19/04/2020 par F3SCT (Formation Spécialisée Santé Sécurité Conditions des Travail) – Académie de Versailles

Le 12 mars, Jean-Michel Blanquer déclarait que les établissements scolaires resteraient ouverts. Quelques heures plus tard, Emmanuel Macron annonçait leur fermeture. Pendant sa tournée médiatique du week-end suivant le ministre de l’Éducation Nationale déclarait : « Tout est prêt pour l’enseignement à distance ». Dans le même temps, la rectrice de l’académie de Versailles enjoignait les personnels à se rendre dans leurs établissements, le lundi 16 mars.

Le SNES-FSU est intervenu dès le week-end du 14-15 mars pour exiger un cadrage clair et des consignes cohérentes et obtenait finalement l’annulation des déplacements imposés et des réunions prévues dans les établissements. Il agit depuis afin que la priorité soit axée sur la santé des personnels et des usagers, en demandant que l’accueil des enfants des soignants soit fait dans des conditions sanitaires correctes et sur la base du volontariat. Depuis lundi 13 avril, jour de l’allocution présidentielle lors de laquelle a été posée la date du 11 mai comme celle du début du déconfinement progressif, le SNES-FSU agit pour que la réouverture des établissements scolaires ne puisse être décidée que si des conditions sanitaires satisfaisantes et cadrées nationalement peuvent être assurées et des règles strictes d’hygiène appliquées (voir l’article du SNES national).
=> Le SNES-FSU met en avant le fait que la santé et la sécurité des personnels, des usagers et de l’ensemble de la population prévalent sur toute autre considération.

Après plus de trois semaines de fermeture des établissements scolaires et de suivi pédagogique à distance, la section académique du SNES-FSU a interrogé les enseignants à propos de leurs conditions de travail pendant cette période.
Plus de 300 collègues avaient répondu à cette enquête le 15 avril. Voici, à la veille de la reprise de la mise en œuvre de cette fameuse « continuité pédagogique » plusieurs éléments significatifs.

 Pression de l’institution et remise en cause de la liberté pédagogique


Près de 40% des collègues considèrent subir au cours de cette période davantage de pressions. Si l’institution (Ministre, Rectrice, chefs d’établissement) n’est pas la seule à être désignée comme étant à l’origine de cette pression, ce sont bien évidemment au départ les déclarations pleines de certitudes du Ministre qui sont à l’origine des pressions subies, d’où qu’elles aient pu venir ensuite.
Avoir laissé croire que tout était prêt pour l’enseignement à distance, ne pouvait que faire naître, de tous côtés, des attentes et exigences démesurées, qui pèsent sur les personnels - et sur les élèves et leurs familles d’ailleurs - et que ceux-ci attribuent alors aussi bien au Ministre, à la Rectrice, ou à leur chef d’établissement qu’aux parents, aux élèves… ou encore à eux-mêmes !

Travail à faire:
A – Dans le texte sur la fermeture des établissements scolaires, relevez tous ceux à qui les personnels attribuent les attentes et exigences démesurées qui pèsent sur eux.
B – Traduisez en anglais cette phrase du texte sur la fermeture des établissements scolaires : « Plus de 300 collègues avaient répondu à cette enquête le 15 avril. »
C – Rédigez la suite du texte sur la fermeture des établissements scolaires, en reprenant après sa dernière phrase.
Le listing provient d'une source distincte de ce texte.

Données extraites:
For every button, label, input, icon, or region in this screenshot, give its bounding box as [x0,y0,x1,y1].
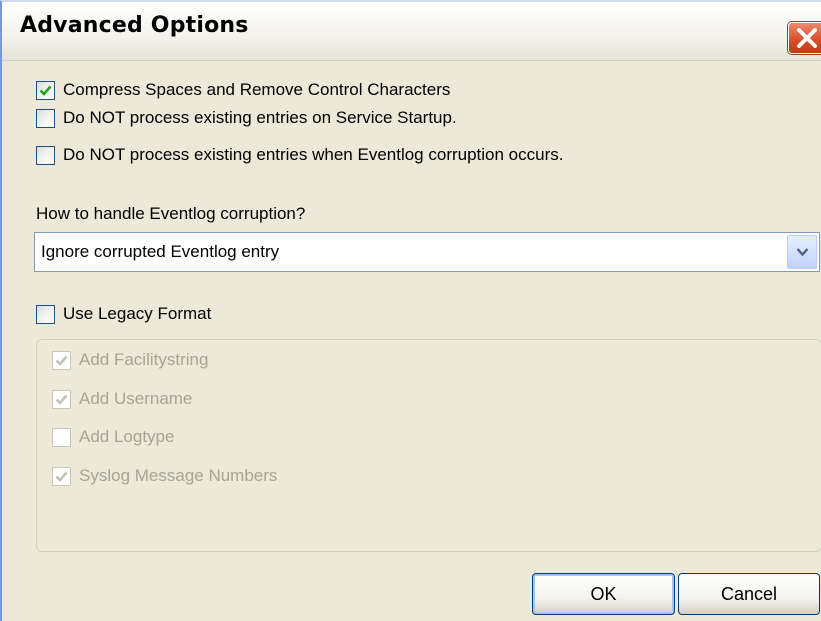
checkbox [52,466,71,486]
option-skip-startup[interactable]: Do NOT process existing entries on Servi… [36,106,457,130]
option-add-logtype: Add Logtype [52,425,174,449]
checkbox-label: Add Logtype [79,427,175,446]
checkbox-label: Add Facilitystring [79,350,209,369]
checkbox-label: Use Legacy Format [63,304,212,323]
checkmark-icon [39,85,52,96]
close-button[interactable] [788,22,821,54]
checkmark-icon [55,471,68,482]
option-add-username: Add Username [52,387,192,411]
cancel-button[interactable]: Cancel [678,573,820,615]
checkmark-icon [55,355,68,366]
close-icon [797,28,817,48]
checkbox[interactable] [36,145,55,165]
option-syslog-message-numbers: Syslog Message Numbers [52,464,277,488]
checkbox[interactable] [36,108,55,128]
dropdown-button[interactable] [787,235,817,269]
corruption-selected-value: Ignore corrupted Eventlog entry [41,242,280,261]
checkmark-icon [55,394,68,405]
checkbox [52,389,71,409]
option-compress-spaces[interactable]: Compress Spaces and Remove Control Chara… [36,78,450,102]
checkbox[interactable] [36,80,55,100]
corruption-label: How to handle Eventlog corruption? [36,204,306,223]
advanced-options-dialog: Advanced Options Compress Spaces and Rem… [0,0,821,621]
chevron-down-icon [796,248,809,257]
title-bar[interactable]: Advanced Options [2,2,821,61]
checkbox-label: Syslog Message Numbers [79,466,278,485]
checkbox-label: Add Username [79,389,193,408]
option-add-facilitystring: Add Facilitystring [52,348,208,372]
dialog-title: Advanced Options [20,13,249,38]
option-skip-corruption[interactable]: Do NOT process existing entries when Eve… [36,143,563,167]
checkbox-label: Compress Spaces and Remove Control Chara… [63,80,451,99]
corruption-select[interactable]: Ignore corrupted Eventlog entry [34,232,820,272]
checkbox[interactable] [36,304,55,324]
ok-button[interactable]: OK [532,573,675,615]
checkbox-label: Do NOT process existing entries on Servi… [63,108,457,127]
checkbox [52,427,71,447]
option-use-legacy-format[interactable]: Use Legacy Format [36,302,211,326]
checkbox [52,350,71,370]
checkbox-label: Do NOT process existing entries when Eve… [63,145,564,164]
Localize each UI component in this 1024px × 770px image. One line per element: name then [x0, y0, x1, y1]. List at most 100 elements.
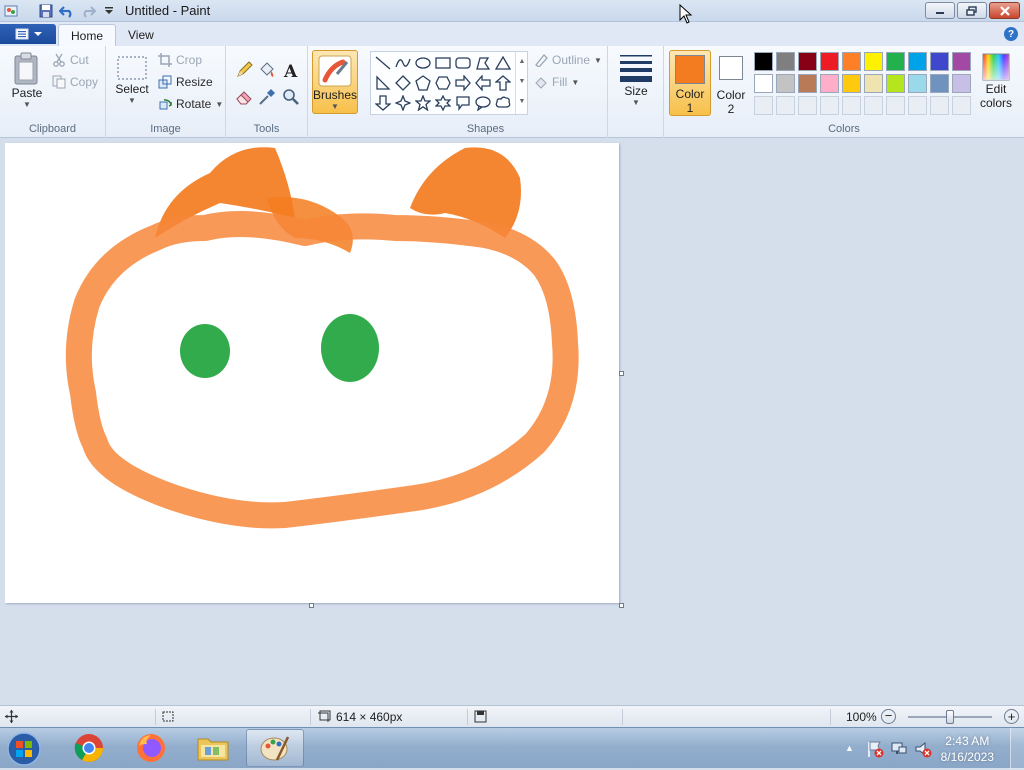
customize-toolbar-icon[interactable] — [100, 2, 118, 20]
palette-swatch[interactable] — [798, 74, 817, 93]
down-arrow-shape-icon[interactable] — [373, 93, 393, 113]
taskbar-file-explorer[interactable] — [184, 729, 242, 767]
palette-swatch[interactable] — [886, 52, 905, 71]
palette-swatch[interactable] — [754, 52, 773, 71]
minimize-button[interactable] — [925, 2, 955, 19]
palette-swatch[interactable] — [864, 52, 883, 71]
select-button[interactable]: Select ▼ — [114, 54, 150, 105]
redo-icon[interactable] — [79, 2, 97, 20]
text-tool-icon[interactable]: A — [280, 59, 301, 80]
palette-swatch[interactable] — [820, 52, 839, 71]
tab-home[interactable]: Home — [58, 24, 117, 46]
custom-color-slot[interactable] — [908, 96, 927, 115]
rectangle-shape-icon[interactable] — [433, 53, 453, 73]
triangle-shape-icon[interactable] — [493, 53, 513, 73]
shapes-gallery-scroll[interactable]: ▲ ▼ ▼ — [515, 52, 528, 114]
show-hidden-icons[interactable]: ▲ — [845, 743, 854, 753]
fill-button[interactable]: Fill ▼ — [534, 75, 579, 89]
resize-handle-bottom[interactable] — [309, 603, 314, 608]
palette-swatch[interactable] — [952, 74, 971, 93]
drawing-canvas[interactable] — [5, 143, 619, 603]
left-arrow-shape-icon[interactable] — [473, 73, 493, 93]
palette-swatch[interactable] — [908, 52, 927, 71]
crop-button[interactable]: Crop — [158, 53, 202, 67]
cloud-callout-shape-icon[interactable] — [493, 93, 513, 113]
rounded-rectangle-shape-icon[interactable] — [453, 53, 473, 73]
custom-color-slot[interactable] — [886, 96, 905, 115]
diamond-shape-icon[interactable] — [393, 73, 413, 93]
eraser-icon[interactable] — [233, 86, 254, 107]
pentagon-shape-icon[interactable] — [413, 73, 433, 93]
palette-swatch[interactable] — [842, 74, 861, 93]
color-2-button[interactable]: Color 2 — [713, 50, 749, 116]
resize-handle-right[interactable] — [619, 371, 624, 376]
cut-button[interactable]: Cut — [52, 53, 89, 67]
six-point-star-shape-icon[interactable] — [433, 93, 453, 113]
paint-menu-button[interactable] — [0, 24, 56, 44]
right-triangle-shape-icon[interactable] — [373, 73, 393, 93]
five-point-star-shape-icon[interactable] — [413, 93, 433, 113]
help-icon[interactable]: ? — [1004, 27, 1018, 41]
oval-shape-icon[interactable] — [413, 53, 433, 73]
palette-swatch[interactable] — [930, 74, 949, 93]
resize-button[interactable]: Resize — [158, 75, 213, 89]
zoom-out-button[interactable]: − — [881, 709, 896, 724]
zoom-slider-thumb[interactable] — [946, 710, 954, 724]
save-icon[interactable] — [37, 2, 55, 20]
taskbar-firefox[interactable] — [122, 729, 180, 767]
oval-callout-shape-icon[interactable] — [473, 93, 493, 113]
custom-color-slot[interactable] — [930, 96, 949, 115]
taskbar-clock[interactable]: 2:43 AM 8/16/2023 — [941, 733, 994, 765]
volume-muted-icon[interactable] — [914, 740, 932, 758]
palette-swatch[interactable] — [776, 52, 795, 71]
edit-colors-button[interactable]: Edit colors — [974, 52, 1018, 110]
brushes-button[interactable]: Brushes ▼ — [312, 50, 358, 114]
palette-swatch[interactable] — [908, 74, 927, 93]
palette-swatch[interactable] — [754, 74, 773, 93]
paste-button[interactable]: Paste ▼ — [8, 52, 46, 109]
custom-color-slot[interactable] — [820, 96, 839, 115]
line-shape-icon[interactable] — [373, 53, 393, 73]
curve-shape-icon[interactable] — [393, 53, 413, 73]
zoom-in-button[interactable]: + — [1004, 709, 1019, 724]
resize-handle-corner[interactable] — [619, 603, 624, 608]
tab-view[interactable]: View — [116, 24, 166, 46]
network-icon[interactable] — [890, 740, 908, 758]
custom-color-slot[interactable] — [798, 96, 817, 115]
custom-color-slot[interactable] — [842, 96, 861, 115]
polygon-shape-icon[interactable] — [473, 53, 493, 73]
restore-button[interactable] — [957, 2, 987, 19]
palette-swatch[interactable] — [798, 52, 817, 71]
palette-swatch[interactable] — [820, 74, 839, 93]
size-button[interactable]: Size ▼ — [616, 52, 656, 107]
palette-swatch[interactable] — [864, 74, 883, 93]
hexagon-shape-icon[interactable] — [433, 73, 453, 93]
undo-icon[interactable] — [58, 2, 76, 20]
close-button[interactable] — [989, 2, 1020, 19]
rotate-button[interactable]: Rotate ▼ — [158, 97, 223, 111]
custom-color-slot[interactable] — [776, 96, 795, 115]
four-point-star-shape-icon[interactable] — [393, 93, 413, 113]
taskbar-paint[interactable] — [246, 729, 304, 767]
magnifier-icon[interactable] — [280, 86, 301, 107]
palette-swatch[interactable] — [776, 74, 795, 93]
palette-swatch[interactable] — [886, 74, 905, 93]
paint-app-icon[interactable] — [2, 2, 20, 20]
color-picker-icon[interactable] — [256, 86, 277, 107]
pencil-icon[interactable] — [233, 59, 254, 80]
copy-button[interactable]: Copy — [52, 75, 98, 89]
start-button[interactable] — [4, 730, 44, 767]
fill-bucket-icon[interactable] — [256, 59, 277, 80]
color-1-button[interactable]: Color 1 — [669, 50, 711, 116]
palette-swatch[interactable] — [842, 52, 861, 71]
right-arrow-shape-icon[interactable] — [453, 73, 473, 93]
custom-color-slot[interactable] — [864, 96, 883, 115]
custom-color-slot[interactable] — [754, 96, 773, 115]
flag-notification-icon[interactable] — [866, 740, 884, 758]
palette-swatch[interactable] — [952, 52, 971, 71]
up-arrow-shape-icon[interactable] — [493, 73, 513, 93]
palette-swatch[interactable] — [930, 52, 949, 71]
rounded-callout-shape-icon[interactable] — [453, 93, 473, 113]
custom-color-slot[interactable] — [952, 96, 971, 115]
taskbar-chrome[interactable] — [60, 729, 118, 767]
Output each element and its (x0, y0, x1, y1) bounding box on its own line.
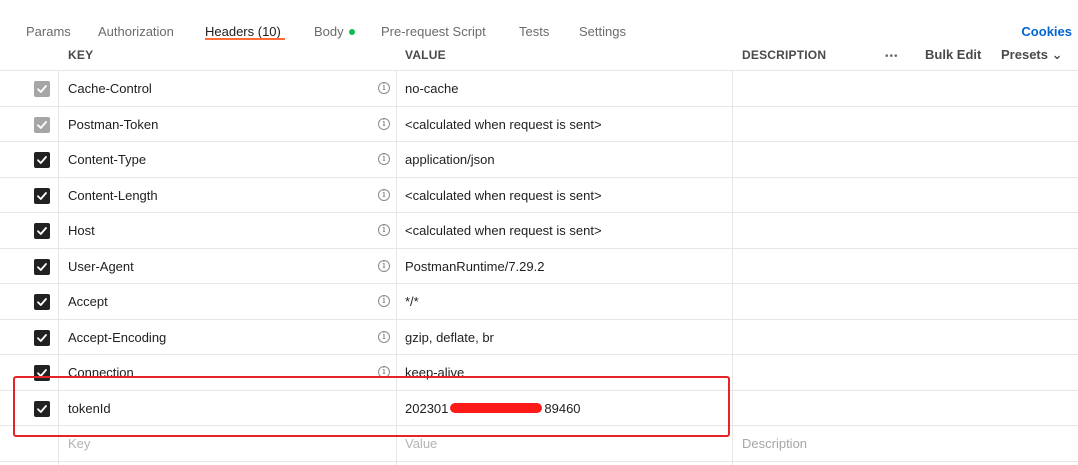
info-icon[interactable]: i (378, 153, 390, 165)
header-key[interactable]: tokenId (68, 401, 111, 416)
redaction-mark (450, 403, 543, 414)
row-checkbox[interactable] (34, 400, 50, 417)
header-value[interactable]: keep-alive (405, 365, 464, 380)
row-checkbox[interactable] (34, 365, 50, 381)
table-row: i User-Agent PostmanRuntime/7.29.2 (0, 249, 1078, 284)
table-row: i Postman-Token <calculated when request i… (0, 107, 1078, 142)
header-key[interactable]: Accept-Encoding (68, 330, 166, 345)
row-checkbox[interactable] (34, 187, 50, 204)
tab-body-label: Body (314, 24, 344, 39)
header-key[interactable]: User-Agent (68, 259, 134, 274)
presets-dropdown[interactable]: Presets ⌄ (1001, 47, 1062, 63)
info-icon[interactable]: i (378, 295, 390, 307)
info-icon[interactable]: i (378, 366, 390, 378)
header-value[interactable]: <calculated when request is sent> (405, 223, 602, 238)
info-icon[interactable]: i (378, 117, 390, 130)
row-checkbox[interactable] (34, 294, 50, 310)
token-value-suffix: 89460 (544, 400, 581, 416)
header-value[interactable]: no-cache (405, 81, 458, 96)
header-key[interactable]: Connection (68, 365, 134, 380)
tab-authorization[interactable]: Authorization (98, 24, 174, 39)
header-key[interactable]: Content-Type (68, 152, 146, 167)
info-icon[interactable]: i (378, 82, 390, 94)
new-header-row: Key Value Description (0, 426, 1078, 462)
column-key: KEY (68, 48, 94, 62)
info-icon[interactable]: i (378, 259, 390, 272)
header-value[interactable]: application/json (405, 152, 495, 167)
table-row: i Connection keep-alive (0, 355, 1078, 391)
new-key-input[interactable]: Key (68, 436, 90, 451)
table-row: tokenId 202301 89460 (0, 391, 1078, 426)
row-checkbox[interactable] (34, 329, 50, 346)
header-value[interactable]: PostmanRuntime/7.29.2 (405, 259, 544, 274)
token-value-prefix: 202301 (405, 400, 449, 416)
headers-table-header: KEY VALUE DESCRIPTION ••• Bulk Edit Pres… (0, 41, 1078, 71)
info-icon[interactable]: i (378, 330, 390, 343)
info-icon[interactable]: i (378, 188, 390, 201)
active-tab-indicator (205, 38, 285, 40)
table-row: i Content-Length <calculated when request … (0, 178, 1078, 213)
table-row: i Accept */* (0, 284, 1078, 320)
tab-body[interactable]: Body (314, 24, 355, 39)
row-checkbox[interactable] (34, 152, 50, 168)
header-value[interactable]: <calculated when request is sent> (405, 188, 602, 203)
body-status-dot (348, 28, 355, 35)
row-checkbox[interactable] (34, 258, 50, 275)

Réponses par consigne:
A – le Ministre, la Rectrice, leur chef d'établissement, les parents, les élèves, eux-mêmes

B – More than 300 colleagues had responded to this survey as of April 15.

C –
Les pressions portent aussi sur la manière d’exercer ses missions. Plus de 60% des collègues ont ainsi reçu des consignes de leur chef d’établissement concernant le rythme ou le contenu du travail à donner aux élèves. Si pour beaucoup, ces consignes s’apparentaient à des conseils et se sont discutées collectivement, certains collègues ont eu à faire face à des injonctions totalement inadaptées (voir quelques commentaires ci-dessous).

Le SNES-FSU l’a rappelé à plusieurs reprises : pendant cette période, comme pendant le reste de l’année, chaque enseignant étant concepteur de son métier, c’est bien la liberté pédagogique qui doit prévaloir aussi bien dans le contenu, la régularité du travail proposé que dans les outils numériques utilisés. Il a notamment été demandé à près de 70% des enseignants ayant renseigné l’enquête de contacter régulièrement les familles, selon des modalités variables en fonction des établissements. Le SNES-FSU le rappelle, le contact avec les familles, sa fréquence et l’outil utilisé, ne peut être imposé, c’est l’enseignant qui choisit les modalités qui lui paraissent les plus appropriées dans le cadre de sa liberté pédagogique (voir notre article Continuité pédagogique : que peut-on et que doit-on faire ?.

A côté de cela, 38% seulement des collègues indiquent avoir reçu, parfois tardivement, des consignes des IA-IPR pourtant plus habilités que les chefs d’établissement à émettre un avis quant à la manière d’assurer l’enseignement à distance. Cela peut paraître peu, dans une période où un accompagnement paraît plus que jamais nécessaire. Le SNES-FSU a d’ailleurs dénoncé des déséquilibres entre disciplines, et le contenu parfois peu approprié des conseils délivrés.

Commentaires : « Nombreuses injonctions contradictoires », « Beaucoup d’ordres et de contre-ordres », « Insupportable pression pour mettre en place des classes virtuelles », « Pression pour appeler les familles et remplir des fichiers inutiles, chronophages et redondants », « Demandes à la limite de l’injonction contradictoire sur la quantité de travail, les méthodes et moyens techniques déployées par les équipes pédagogiques. », « mails incessants de l’IA-IPR sur « les bonnes pratiques pédagogiques » sans aucune empathie ou humanité. ».

  Charge de travail accrue et conditions de travail dégradées

L’alourdissement de la charge de travail, que soulignent plus des deux tiers des personnels ayant répondu, résulte, lui aussi, des pressions sur les personnels, sommés de faire face, très rapidement, à une situation totalement inédite, en passant, en 48h, à l’enseignement à distance.
La quasi-totalité des collègues ayant répondu ont estimé nécessaire d’adapter les contenus (plus de 90%) et s’y sont astreints, tout en jugeant, en très large majorité, cette adaptation particulièrement chronophage. L’enseignement à distance ne s’improvise pas ! (voir article du site national du SNES-FSU).

L’alourdissement de la charge de travail résulte aussi et surtout, bien entendu, des conditions peu satisfaisantes dans lesquelles le travail doit être effectué.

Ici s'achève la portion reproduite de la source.